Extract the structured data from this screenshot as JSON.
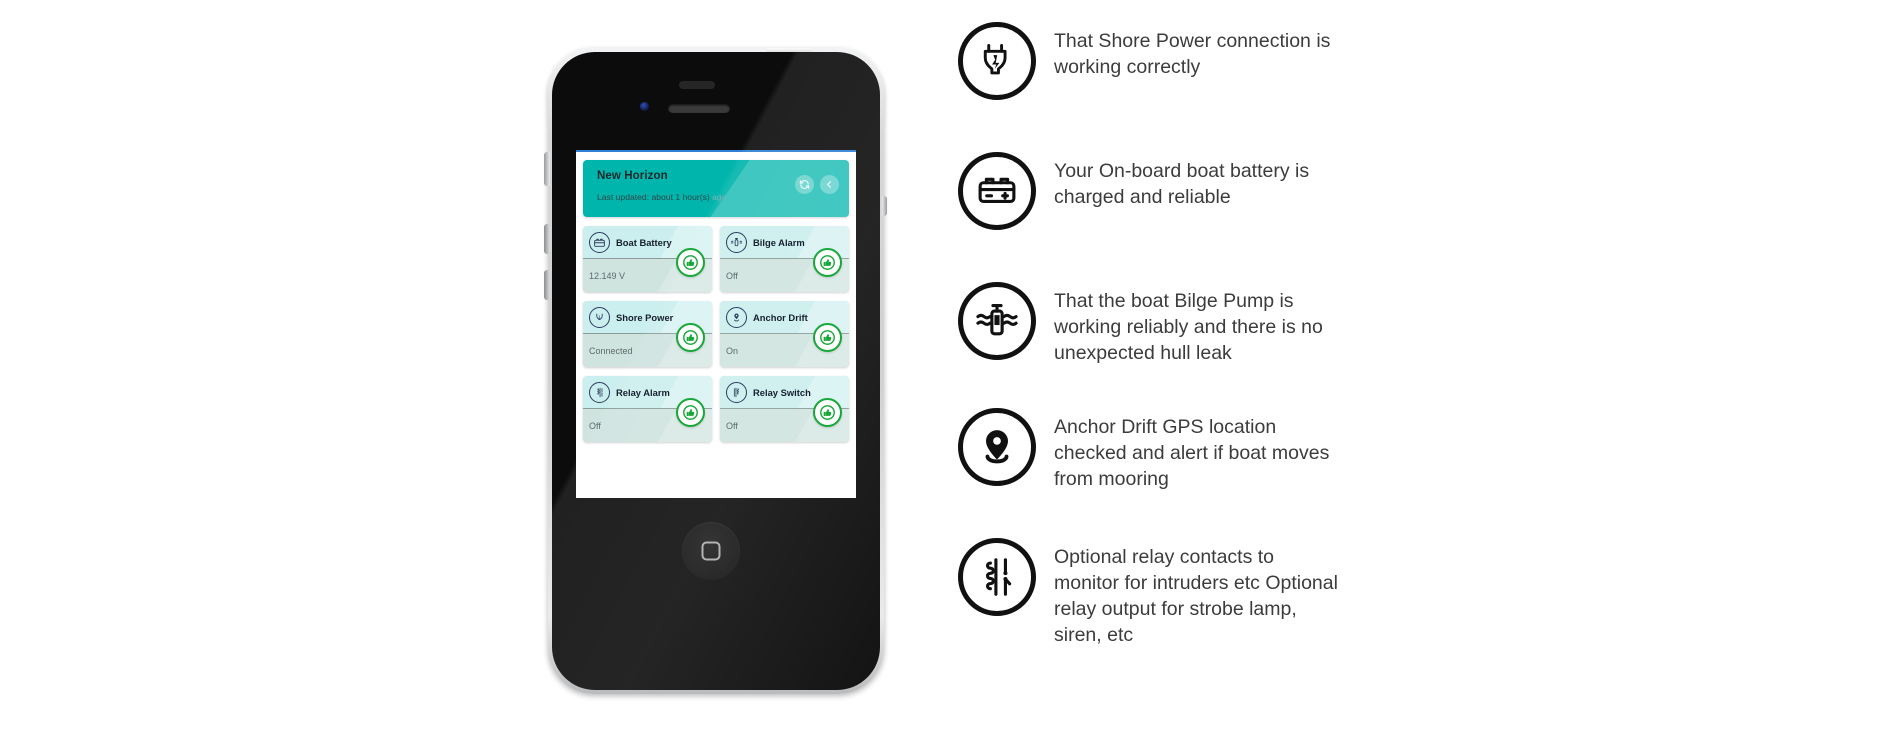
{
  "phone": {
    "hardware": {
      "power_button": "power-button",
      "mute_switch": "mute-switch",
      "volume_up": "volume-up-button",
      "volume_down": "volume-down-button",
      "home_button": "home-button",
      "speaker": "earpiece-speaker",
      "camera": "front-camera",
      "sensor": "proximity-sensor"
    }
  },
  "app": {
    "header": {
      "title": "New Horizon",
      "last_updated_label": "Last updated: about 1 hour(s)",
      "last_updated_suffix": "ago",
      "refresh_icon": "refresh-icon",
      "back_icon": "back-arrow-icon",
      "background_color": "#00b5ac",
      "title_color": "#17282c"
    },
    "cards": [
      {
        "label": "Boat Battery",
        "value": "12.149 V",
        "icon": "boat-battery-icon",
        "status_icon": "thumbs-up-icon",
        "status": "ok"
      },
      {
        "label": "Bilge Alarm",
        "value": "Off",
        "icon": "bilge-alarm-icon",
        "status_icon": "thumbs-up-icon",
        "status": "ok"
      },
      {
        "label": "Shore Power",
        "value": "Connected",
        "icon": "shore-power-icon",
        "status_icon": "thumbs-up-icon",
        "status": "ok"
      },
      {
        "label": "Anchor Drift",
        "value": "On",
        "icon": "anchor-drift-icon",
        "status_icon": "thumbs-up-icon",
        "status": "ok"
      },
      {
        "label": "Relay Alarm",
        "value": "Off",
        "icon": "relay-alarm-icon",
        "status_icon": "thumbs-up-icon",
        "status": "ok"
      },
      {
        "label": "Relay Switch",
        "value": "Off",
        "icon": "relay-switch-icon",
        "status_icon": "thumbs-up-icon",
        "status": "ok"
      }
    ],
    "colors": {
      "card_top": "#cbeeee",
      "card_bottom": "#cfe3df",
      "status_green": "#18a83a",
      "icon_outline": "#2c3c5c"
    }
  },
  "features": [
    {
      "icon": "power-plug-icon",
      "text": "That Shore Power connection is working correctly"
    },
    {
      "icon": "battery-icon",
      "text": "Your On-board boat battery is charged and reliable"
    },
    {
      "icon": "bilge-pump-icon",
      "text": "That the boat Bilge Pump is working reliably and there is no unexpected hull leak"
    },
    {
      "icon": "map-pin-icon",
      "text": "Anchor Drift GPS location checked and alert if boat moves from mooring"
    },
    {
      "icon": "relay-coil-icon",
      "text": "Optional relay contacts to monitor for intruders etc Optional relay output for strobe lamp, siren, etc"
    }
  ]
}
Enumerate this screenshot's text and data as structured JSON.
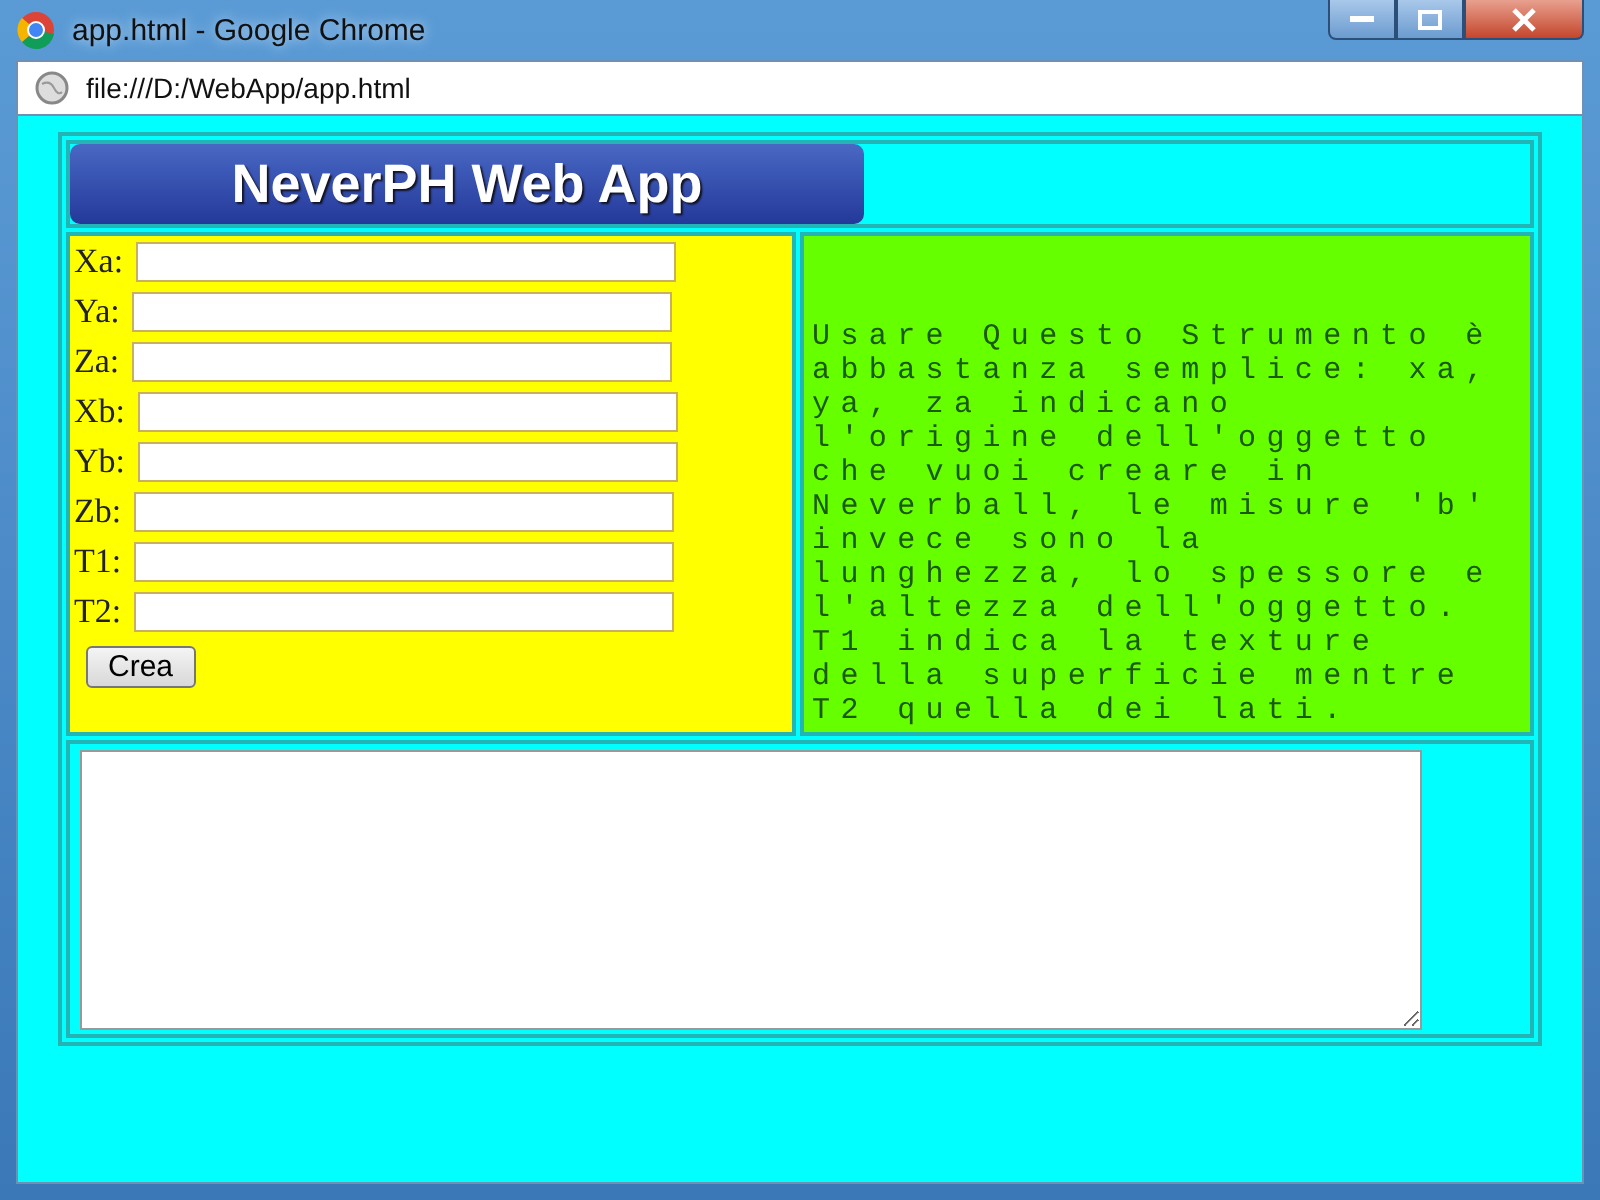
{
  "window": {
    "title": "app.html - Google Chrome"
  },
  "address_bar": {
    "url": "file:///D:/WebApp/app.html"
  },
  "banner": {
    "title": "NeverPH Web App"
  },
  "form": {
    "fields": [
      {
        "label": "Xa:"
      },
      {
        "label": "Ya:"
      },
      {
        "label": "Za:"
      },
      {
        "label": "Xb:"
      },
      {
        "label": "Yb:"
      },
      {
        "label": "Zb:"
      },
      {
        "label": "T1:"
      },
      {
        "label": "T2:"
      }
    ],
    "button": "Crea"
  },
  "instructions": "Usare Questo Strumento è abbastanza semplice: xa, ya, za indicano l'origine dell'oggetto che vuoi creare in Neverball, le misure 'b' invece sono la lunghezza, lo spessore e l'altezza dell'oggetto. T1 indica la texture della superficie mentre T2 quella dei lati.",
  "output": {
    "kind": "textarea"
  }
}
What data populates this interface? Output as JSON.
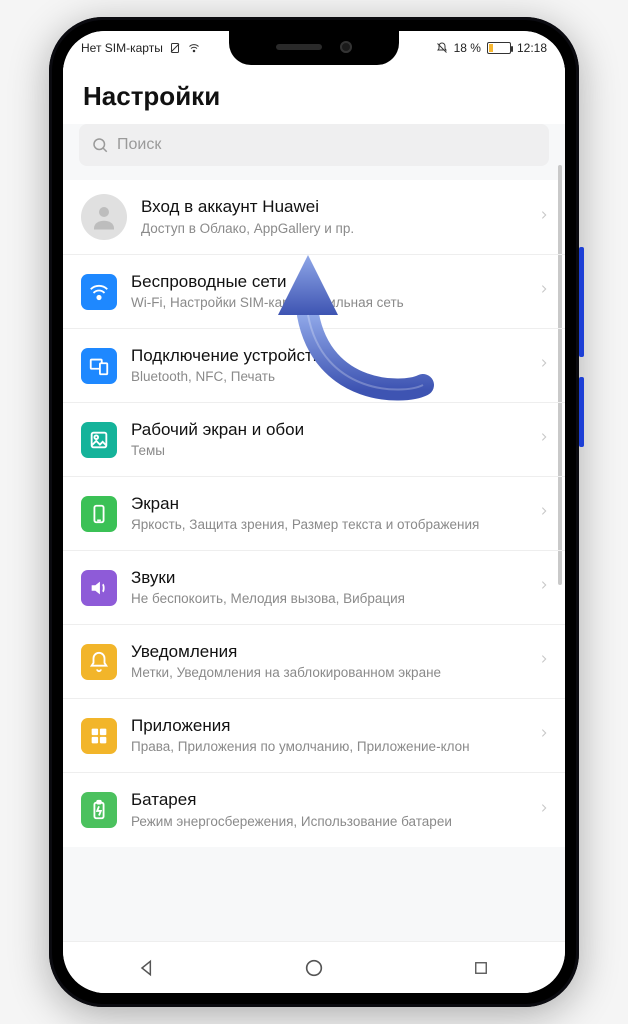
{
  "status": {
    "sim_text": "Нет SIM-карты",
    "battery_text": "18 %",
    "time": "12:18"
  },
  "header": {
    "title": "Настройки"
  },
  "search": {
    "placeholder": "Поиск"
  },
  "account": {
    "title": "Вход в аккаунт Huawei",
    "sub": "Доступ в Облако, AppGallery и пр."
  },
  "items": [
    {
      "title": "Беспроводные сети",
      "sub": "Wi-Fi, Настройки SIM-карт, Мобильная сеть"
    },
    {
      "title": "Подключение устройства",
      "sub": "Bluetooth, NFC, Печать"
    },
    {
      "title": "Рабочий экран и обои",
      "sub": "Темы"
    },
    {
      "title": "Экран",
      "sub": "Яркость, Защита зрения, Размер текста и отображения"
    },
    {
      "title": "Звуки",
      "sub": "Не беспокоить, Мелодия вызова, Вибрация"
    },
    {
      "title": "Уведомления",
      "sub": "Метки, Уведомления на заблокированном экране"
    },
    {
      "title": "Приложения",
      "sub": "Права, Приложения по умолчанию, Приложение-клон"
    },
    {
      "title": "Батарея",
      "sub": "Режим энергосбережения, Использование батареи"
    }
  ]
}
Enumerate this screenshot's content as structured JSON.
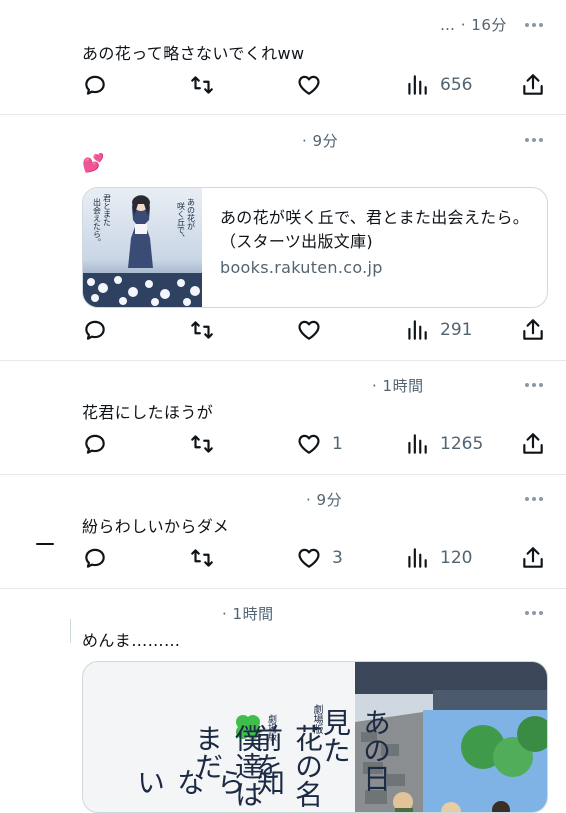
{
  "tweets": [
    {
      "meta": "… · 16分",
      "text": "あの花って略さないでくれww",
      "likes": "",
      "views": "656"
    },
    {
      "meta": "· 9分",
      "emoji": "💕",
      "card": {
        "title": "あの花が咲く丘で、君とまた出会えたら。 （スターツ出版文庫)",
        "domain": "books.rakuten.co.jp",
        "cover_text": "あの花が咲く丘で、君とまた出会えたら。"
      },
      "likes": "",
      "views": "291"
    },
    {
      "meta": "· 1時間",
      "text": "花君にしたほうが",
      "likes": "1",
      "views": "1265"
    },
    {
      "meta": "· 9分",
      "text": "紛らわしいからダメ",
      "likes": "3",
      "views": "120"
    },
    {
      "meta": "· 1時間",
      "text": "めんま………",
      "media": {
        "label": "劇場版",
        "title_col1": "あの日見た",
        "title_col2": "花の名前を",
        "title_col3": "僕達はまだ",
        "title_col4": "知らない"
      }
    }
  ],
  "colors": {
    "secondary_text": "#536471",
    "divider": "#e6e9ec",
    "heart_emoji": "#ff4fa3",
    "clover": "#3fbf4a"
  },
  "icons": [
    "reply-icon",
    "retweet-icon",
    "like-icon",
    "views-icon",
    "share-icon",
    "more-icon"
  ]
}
══════════════════════════════
## [Problem description]
Scan the material above. Return every line containing the string "That".

## [Result of this task]
      "text": "That Shore Power connection is working correctly"
      "text": "That the boat Bilge Pump is working reliably and there is no unexpected hull leak"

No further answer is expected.